▸ **EXERCISE REQUIREMENTS**:
Search the data below for "title"; list each line that holds it.

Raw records
— Begin —

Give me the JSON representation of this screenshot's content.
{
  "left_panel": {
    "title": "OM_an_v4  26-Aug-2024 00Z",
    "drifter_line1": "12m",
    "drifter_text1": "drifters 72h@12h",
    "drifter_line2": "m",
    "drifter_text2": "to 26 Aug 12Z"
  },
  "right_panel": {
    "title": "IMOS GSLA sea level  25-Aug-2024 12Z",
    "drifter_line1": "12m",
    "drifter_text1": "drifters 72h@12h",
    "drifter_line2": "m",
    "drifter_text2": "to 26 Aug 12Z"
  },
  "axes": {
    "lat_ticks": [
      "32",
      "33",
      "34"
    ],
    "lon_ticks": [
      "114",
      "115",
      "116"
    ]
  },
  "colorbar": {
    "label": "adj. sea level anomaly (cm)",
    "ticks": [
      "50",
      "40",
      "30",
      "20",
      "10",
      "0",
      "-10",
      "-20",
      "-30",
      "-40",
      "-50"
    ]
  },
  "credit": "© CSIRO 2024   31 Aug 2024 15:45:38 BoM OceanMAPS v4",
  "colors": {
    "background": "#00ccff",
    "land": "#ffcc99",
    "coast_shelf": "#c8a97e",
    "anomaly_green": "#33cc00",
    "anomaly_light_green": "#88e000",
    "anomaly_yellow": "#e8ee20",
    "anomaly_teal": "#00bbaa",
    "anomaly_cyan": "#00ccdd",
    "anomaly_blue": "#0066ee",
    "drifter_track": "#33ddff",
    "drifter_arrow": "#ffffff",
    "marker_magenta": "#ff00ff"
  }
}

— End —
— Begin —

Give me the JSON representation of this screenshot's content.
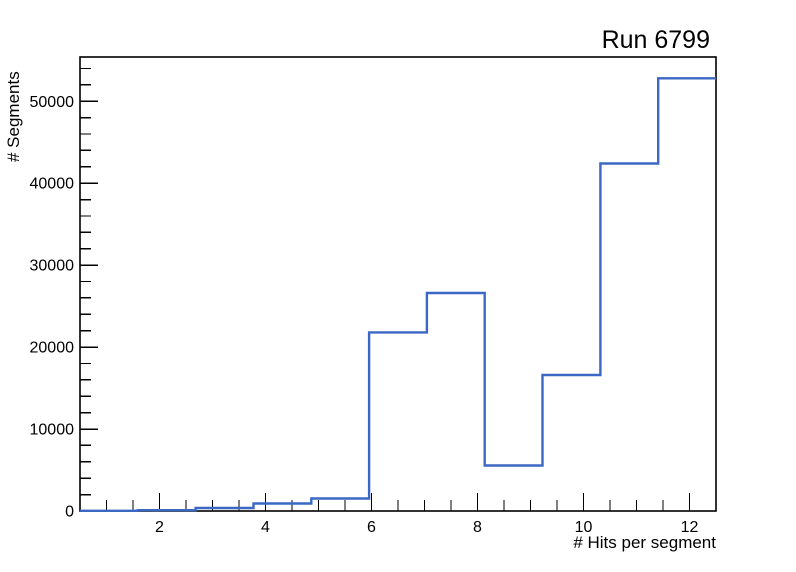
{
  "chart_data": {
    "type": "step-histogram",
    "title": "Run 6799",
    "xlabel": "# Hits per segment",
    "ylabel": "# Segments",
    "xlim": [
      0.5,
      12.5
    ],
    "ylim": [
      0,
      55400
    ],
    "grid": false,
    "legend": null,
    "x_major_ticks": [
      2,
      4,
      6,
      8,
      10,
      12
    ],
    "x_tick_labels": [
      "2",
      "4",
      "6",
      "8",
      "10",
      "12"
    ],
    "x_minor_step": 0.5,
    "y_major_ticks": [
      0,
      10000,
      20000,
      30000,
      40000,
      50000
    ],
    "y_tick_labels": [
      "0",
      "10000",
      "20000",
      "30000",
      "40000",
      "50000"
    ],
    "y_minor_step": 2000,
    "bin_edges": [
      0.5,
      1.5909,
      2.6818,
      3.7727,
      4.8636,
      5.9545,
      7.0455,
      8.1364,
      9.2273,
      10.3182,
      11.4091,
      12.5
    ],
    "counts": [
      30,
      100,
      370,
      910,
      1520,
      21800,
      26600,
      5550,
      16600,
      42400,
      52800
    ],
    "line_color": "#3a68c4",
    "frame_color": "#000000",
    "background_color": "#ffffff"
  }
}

— End —

▸ **SOLUTION TO THE EXERCISE**:
    "title": "OM_an_v4  26-Aug-2024 00Z",
    "title": "IMOS GSLA sea level  25-Aug-2024 12Z",
    "title": "Run 6799",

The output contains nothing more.